Source text |
She only went along and did it again. Yesterday, and not for the first time, German Chancellor Angela Merkel suggested bondholders should be willing to do their bit and contribute to the great EU bailout by cutting their losses. And yields on bonds, or at least yields on bonds pertaining to certain countries, soared. For a while now we have been saying it is only a matter of time before the Irish crisis spreads. But yesterday it began to look as though the next stage in this saga may be only days away.
If watching the Eurozone crisis is like watching a slow-motion car crash, then maybe someone has taken their hand off the remote, or even put it on fast forward, for the crisis seems to have gathered a new momentum. And markets have even noticed, something this column has hinted at many times, that Belgium could follow suit, too.
And they are blaming the German answer to the Iron Lady. How dare she say these things. The markets are punishing her.
There is one snag with this argument, and the innocent faces that adorn investment banks. Ms Merkel is right. She wants to see the markets punished for their misdemeanours, and sorry, if the truth hurts, well, so be it.
Yesterday, Angela said to the German parliament: “Do politicians have the courage to place the risk burden on those who make money? Or is trading in sovereign debt the only business in the world in which there is no need to take risk?” And then she added: “This is about the primacy of politics, this is about the limits of the markets.”
Well, with those words, the markets’ rage knew no limits.
The yield on bonds relating to Ireland, Portugal, Spain, and also poor old Belgium, soared. In effect, Ms Merkel told the markets she thinks they should share some of the burden in rescuing Europe, and take a haircut: make a loss. And so, if markets are going to lose money, or so it was reasoned, investors had better get a better return on their investment. So up went yields.

Information shown |
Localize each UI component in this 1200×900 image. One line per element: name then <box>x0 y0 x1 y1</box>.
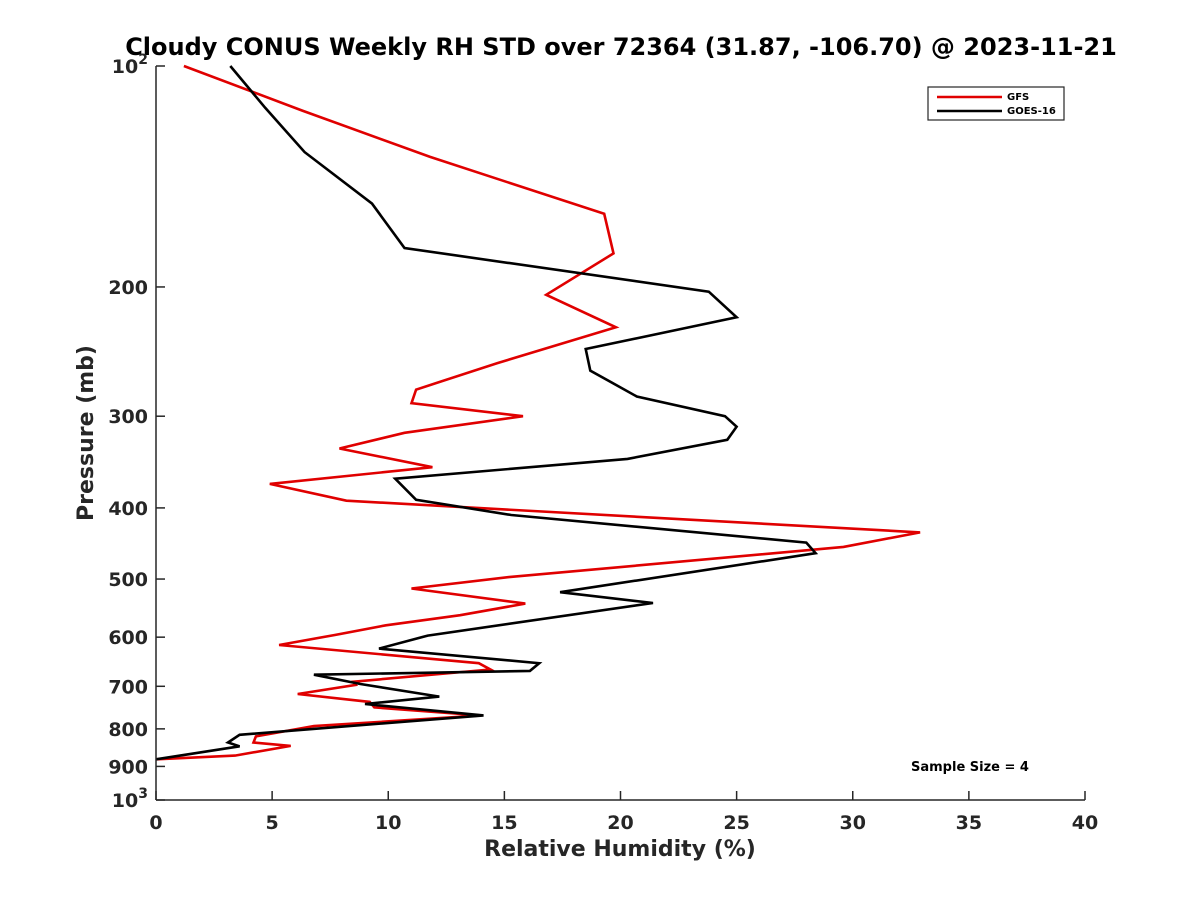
y-tick-exponent: 2 <box>138 52 148 68</box>
legend-label-goes16: GOES-16 <box>1007 106 1056 117</box>
y-axis-label: Pressure (mb) <box>74 345 99 521</box>
sample-size-annotation: Sample Size = 4 <box>911 760 1029 775</box>
x-tick-label: 10 <box>375 812 401 834</box>
x-ticks: 0 5 10 15 20 25 30 35 40 <box>149 791 1098 834</box>
y-tick-label: 700 <box>108 676 148 698</box>
y-tick-label: 200 <box>108 277 148 299</box>
y-tick-exponent: 3 <box>138 786 148 802</box>
y-tick-label: 102 <box>112 52 148 78</box>
x-tick-label: 0 <box>149 812 162 834</box>
y-tick-label: 500 <box>108 569 148 591</box>
series-layer <box>155 64 921 761</box>
chart-title: Cloudy CONUS Weekly RH STD over 72364 (3… <box>125 33 1117 61</box>
legend: GFS GOES-16 <box>927 86 1065 121</box>
x-tick-label: 20 <box>607 812 633 834</box>
y-tick-label: 600 <box>108 627 148 649</box>
y-tick-base: 10 <box>112 56 138 78</box>
series-line-gfs <box>155 64 921 761</box>
y-tick-label: 400 <box>108 498 148 520</box>
legend-label-gfs: GFS <box>1007 92 1029 103</box>
series-line-goes-16 <box>155 65 819 761</box>
x-tick-label: 35 <box>956 812 982 834</box>
y-tick-label: 800 <box>108 719 148 741</box>
y-tick-base: 10 <box>112 790 138 812</box>
plot-area: 0 5 10 15 20 25 30 35 40 10220030040050060070080… <box>108 52 1098 834</box>
x-tick-label: 30 <box>840 812 866 834</box>
x-axis-label: Relative Humidity (%) <box>484 837 756 862</box>
legend-box <box>927 86 1065 121</box>
y-tick-label: 900 <box>108 756 148 778</box>
y-tick-label: 300 <box>108 406 148 428</box>
x-tick-label: 15 <box>491 812 517 834</box>
x-tick-label: 25 <box>723 812 749 834</box>
x-tick-label: 40 <box>1072 812 1098 834</box>
y-tick-label: 103 <box>112 786 148 812</box>
x-tick-label: 5 <box>266 812 279 834</box>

Set tasks |
a. Name every country whose bond yields the column on the Eurozone crisis says soared after Merkel's remarks to the German parliament.
b. Decide whether each statement below agrees with the column on the Eurozone crisis. Answer yes or no, and quote the words from the column that decide it.
(i) Merkel spoke to the German parliament.
(ii) The column judges Merkel to be wrong.
(iii) Yesterday was the first time Merkel had suggested that bondholders should share the cost.
c. Answer these questions from the column on the Eurozone crisis.
(i) What does the column compare watching the Eurozone crisis to?
(ii) According to Merkel's second quoted remark, what two things is this about?
(iii) In the column, what does "take a haircut" mean?

Worked solutions |
a. Ireland, Portugal, Spain, Belgium

b.
(i) Yes: "Yesterday, Angela said to the German parliament"
(ii) No: "Ms Merkel is right."
(iii) No: "Yesterday, and not for the first time"

c.
(i) Watching a slow-motion car crash.
(ii) The primacy of politics and the limits of the markets.
(iii) To make a loss.